* **STATED EXERCISE**:
In the data below, find every line with the string "label" and pull it out.

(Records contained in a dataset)
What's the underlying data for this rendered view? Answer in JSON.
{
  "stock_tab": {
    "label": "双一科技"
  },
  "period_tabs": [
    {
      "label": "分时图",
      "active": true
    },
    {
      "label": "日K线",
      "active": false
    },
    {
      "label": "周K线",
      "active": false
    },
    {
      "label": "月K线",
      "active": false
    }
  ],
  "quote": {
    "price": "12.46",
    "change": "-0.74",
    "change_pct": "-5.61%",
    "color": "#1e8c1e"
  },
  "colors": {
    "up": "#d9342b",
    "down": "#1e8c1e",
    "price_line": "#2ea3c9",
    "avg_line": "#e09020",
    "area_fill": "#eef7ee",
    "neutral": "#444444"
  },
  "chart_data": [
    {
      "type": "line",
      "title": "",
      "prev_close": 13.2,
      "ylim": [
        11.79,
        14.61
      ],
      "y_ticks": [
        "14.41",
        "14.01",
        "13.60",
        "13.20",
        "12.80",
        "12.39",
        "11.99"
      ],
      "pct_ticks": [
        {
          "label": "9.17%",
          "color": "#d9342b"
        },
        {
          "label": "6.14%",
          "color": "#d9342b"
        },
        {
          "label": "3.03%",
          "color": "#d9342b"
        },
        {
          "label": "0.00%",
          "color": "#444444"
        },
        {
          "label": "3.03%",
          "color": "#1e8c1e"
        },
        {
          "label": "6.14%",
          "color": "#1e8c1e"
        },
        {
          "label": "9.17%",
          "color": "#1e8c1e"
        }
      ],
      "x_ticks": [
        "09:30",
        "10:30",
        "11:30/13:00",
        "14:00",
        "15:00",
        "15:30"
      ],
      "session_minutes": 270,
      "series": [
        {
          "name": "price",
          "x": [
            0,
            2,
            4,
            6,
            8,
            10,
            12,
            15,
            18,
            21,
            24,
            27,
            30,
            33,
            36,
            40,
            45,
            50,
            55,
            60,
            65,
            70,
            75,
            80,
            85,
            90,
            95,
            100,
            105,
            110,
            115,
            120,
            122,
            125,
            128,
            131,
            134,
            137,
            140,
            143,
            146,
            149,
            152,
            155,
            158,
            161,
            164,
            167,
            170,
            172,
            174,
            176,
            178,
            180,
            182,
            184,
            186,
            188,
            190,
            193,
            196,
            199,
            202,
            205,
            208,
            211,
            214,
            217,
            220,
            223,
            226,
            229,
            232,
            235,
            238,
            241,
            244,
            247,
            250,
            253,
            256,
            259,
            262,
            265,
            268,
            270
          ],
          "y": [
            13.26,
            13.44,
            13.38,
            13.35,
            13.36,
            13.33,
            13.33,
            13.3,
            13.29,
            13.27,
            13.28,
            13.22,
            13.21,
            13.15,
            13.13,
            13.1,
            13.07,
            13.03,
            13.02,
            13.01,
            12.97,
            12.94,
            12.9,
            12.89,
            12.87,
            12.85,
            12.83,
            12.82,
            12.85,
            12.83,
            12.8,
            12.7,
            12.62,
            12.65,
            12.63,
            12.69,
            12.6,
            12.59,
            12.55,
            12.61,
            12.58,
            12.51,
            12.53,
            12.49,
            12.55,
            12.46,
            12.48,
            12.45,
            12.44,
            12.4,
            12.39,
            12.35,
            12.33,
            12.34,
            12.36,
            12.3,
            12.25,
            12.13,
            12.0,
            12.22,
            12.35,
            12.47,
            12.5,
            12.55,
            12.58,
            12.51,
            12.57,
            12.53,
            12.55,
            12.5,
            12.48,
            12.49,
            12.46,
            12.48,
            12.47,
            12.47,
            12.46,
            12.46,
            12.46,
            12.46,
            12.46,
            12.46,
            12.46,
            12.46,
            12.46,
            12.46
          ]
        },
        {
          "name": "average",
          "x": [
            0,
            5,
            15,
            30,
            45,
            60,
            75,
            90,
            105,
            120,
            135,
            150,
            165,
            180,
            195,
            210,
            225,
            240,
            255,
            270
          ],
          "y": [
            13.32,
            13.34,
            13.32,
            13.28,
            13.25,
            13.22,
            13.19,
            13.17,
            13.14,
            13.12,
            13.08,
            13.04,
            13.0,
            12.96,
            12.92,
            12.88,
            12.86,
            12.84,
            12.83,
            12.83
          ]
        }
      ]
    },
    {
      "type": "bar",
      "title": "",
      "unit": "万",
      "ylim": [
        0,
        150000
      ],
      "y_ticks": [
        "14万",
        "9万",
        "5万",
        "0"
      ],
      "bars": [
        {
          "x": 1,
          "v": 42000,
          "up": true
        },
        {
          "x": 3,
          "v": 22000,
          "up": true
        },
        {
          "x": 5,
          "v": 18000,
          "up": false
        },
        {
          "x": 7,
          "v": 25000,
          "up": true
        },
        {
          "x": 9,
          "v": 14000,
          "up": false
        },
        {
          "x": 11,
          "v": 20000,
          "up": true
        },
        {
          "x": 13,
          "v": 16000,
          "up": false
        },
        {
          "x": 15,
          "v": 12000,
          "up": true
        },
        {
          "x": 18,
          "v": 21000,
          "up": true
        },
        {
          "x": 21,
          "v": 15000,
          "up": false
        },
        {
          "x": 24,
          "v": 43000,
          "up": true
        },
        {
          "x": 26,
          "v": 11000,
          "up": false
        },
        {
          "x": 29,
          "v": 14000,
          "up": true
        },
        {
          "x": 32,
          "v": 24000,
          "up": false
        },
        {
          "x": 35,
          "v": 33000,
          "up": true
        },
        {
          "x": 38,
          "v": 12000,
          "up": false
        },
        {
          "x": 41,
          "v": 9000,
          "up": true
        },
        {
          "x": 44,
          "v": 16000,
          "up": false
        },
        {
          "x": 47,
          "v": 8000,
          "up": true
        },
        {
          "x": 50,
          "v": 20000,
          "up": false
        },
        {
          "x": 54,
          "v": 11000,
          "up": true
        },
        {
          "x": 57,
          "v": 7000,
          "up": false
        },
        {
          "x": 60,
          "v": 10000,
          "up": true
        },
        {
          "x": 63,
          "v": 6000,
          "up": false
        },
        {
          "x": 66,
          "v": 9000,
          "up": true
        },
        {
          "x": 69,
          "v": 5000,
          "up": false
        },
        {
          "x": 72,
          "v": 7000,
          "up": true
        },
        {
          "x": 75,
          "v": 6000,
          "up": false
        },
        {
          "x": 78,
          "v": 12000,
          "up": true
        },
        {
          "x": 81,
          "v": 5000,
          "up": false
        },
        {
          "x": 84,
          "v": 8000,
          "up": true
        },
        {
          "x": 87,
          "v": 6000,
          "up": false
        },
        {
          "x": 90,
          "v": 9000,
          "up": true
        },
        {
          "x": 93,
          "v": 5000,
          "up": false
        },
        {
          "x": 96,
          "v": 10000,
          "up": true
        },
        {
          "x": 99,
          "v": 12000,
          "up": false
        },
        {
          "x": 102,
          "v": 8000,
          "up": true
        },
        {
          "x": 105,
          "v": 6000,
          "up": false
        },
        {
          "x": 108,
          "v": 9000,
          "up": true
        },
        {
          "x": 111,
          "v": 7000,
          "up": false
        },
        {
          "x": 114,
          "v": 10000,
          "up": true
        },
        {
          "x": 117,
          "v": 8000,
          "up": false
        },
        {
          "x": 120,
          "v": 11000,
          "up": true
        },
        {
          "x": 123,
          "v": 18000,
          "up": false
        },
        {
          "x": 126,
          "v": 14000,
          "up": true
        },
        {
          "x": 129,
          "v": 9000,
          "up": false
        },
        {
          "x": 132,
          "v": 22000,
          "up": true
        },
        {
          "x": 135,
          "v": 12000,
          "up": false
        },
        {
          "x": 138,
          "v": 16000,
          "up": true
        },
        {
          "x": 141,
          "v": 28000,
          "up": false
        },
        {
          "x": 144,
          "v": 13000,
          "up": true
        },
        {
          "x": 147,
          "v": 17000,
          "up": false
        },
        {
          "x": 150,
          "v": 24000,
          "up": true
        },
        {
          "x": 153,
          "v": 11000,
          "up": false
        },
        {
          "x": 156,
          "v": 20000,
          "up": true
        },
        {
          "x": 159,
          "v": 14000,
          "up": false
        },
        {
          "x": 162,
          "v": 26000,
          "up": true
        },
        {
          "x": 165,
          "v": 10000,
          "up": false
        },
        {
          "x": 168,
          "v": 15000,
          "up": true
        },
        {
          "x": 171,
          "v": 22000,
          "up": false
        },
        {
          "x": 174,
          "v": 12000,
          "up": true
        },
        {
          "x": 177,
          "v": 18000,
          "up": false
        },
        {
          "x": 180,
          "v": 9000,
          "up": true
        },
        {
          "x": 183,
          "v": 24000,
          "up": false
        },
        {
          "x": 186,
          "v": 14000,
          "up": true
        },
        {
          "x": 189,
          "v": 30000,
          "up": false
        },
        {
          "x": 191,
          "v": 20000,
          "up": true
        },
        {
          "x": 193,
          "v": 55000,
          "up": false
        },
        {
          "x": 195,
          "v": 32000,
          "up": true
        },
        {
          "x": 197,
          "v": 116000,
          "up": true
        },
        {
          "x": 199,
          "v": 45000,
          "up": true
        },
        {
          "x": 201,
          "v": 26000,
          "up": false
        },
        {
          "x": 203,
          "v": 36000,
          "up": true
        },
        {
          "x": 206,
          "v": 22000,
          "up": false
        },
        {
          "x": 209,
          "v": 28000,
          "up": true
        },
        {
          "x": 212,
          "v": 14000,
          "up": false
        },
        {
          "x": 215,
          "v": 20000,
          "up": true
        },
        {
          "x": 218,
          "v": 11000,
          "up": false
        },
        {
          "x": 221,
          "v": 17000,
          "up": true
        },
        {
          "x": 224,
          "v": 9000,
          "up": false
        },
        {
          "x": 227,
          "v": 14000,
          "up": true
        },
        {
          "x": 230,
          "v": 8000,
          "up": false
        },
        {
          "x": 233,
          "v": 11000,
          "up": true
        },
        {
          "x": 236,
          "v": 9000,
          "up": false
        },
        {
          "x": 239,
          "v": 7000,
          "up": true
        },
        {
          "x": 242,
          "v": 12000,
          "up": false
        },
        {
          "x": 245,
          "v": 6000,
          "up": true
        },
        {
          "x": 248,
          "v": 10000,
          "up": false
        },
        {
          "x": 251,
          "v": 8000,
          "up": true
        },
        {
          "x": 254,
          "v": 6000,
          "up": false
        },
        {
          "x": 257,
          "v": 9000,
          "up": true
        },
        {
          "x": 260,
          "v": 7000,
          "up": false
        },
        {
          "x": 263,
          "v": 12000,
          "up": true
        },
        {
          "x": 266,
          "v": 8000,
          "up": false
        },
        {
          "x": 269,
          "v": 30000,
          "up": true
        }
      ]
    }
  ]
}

* **OUTPUT BELOW**:
    "label": "双一科技"
      "label": "分时图",
      "label": "日K线",
      "label": "周K线",
      "label": "月K线",
          "label": "9.17%",
          "label": "6.14%",
          "label": "3.03%",
          "label": "0.00%",
          "label": "3.03%",
          "label": "6.14%",
          "label": "9.17%",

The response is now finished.